══ Stored records ══

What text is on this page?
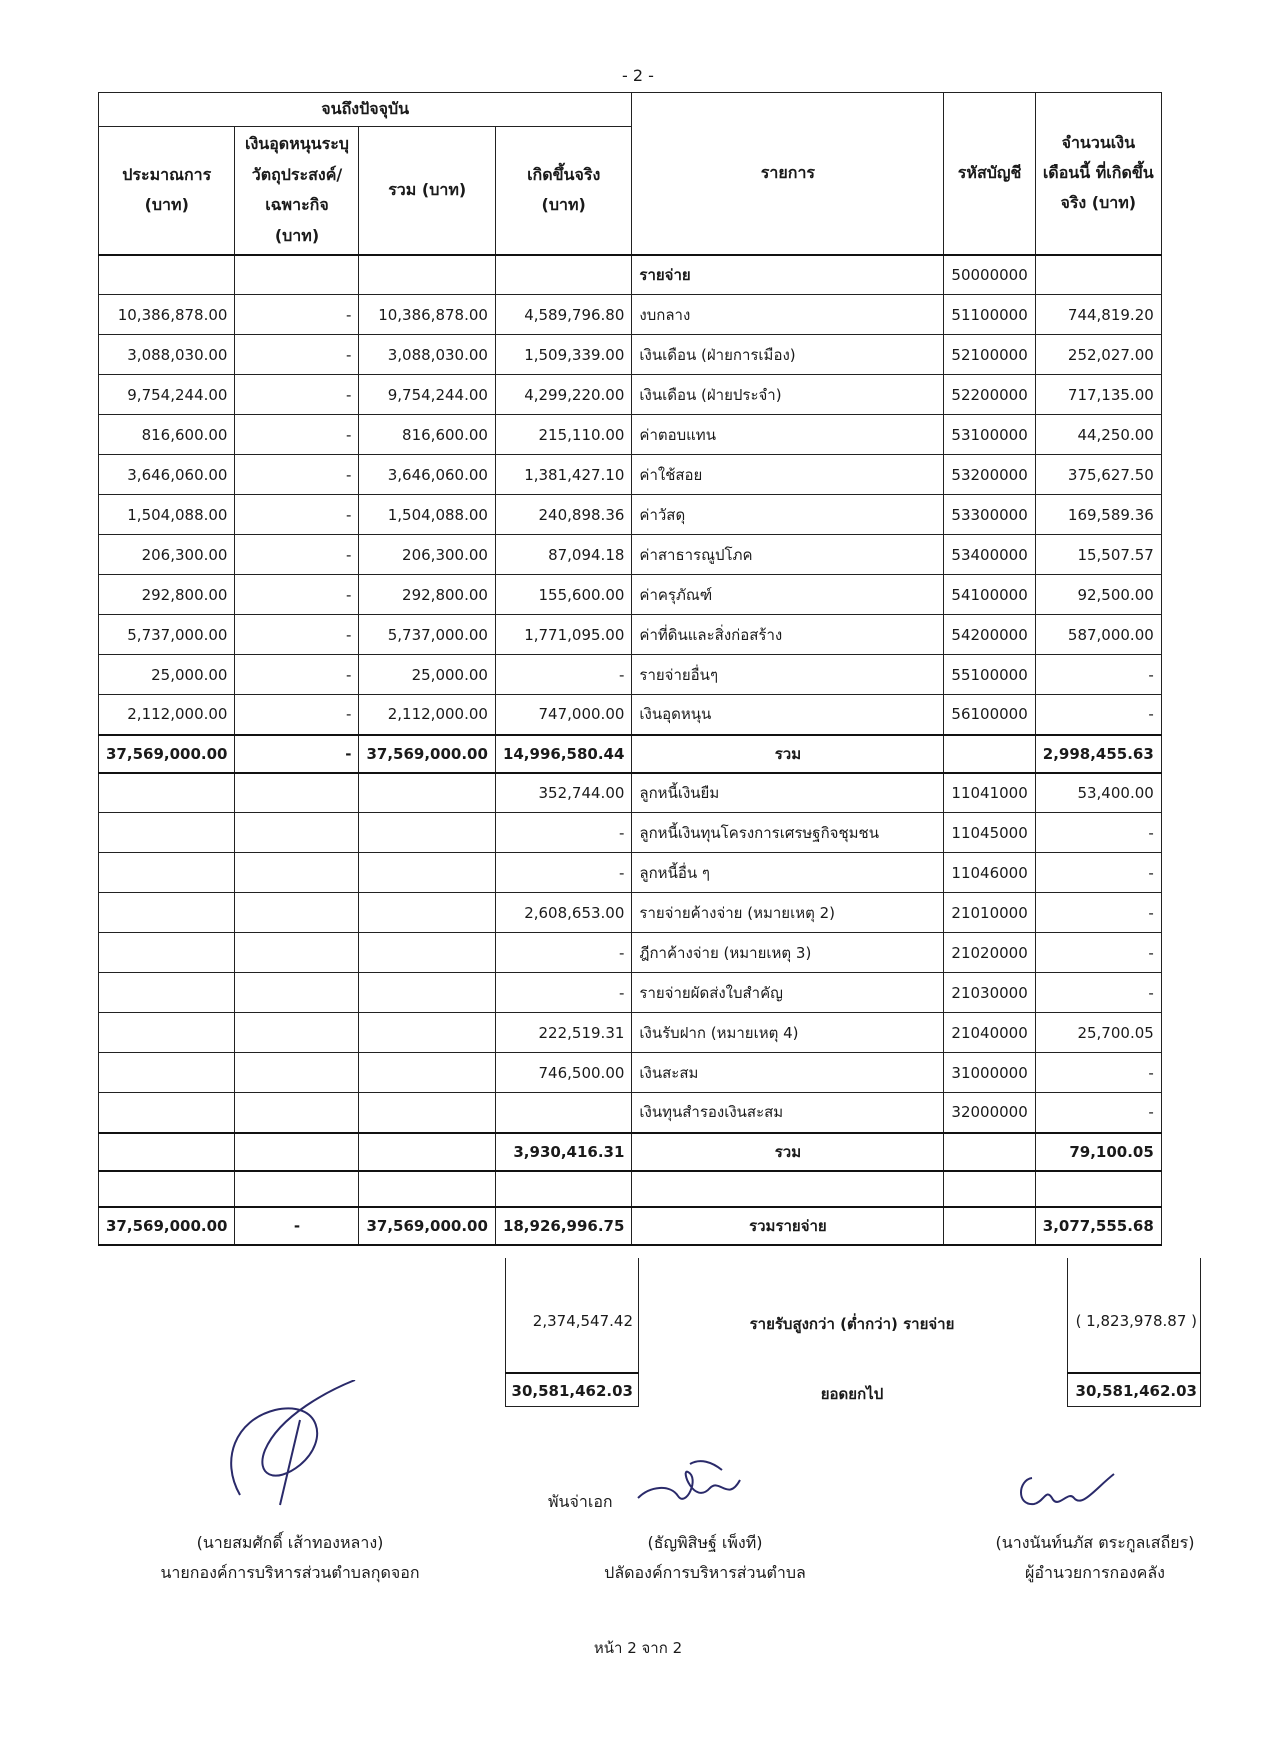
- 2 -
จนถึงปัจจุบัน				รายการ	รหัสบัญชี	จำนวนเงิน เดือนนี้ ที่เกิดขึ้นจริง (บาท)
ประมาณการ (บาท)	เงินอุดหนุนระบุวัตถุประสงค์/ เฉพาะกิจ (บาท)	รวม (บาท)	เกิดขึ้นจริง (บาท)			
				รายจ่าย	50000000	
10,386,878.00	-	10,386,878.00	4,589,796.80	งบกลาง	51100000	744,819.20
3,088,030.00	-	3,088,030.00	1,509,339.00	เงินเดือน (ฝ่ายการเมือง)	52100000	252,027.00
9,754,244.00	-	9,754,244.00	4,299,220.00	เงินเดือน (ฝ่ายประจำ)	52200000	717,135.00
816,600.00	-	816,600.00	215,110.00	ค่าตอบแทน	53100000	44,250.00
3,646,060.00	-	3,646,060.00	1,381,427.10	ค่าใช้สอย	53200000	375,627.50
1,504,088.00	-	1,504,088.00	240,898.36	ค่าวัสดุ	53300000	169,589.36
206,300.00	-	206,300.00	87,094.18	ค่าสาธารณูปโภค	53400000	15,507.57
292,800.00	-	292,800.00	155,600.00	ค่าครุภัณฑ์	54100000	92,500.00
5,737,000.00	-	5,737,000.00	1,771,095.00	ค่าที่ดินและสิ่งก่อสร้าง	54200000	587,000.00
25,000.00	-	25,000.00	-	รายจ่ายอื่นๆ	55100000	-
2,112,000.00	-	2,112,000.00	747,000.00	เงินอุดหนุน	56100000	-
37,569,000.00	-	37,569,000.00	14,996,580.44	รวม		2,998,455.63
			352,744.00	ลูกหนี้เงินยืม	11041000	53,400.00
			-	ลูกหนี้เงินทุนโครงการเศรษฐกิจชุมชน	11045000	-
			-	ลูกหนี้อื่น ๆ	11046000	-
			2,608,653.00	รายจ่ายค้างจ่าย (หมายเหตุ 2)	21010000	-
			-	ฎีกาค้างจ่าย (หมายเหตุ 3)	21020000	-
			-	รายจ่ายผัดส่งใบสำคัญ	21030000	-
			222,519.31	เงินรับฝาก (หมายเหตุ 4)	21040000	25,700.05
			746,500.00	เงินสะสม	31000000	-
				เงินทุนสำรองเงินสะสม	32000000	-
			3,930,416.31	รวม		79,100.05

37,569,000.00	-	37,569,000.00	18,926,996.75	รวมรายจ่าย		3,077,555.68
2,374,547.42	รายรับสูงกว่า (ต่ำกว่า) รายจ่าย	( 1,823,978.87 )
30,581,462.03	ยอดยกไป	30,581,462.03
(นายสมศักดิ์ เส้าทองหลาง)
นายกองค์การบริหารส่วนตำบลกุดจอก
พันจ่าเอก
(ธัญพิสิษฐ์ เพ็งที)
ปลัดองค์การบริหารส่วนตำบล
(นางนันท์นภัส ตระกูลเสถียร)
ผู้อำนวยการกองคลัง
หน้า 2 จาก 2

═══
══ Stored records ══

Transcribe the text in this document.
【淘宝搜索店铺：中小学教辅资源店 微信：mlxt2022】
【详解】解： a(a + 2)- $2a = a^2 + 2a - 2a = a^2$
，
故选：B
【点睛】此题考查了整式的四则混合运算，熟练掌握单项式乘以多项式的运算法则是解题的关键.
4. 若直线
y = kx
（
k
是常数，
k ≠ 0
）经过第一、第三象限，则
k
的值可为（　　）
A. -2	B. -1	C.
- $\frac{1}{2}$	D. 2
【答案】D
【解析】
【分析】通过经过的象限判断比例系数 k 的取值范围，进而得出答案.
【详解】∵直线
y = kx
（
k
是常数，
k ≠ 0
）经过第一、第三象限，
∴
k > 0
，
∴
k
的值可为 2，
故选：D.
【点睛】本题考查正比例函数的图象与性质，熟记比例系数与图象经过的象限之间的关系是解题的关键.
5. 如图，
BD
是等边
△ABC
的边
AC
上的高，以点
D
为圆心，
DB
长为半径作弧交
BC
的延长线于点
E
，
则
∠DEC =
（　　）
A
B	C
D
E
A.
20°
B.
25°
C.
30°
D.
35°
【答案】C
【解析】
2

═══

- **Instruction**
Pick out and copy the lines of the material that include the word "text".

- **Worked solution**
What text is on this page?
Transcribe the text in this document.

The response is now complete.